***** Materials provided *****

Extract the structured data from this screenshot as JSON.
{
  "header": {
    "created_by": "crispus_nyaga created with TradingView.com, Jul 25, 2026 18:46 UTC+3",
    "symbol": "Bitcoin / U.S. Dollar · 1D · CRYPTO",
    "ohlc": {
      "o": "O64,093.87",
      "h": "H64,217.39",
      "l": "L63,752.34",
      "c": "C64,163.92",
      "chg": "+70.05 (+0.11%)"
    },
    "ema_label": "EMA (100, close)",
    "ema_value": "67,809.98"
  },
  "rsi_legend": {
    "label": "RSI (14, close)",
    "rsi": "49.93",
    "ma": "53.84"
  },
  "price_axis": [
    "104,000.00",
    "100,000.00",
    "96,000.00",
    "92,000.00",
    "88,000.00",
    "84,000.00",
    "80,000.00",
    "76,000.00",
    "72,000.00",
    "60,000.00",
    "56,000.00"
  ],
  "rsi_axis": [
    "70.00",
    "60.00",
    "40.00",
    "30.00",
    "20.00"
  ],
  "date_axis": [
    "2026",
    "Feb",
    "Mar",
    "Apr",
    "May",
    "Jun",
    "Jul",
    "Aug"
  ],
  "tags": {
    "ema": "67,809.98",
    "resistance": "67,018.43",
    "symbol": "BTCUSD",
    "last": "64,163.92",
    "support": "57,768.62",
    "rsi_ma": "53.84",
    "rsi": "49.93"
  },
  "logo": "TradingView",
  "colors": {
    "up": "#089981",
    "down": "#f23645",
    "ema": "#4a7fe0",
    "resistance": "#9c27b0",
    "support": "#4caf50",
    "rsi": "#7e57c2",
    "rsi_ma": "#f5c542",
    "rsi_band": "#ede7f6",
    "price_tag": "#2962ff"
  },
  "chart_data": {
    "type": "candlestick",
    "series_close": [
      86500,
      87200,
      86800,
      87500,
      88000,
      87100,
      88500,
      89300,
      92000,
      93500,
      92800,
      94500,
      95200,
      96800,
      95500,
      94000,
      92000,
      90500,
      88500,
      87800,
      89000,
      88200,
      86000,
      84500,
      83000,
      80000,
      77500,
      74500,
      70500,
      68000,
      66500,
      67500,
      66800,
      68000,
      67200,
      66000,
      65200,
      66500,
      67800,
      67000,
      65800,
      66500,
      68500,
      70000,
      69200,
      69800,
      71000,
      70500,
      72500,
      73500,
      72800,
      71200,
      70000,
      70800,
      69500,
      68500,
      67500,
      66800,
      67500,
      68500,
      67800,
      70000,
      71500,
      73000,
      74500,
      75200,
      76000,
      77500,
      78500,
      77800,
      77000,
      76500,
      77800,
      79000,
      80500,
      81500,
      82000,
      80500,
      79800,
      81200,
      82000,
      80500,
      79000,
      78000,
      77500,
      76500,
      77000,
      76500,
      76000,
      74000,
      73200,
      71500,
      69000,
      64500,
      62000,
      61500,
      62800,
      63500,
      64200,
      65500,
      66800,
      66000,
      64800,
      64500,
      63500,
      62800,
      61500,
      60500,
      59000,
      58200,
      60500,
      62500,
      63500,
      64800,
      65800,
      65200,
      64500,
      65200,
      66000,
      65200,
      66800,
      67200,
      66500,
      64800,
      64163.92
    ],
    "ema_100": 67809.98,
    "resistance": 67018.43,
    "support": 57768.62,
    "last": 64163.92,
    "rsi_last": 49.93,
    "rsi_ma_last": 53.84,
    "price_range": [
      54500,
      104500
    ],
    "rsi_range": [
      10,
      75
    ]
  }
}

*****

* [What is needed]
Lines of the listing that contain the word "TradingView" are to be counted; report only their number.

* [Task result]
2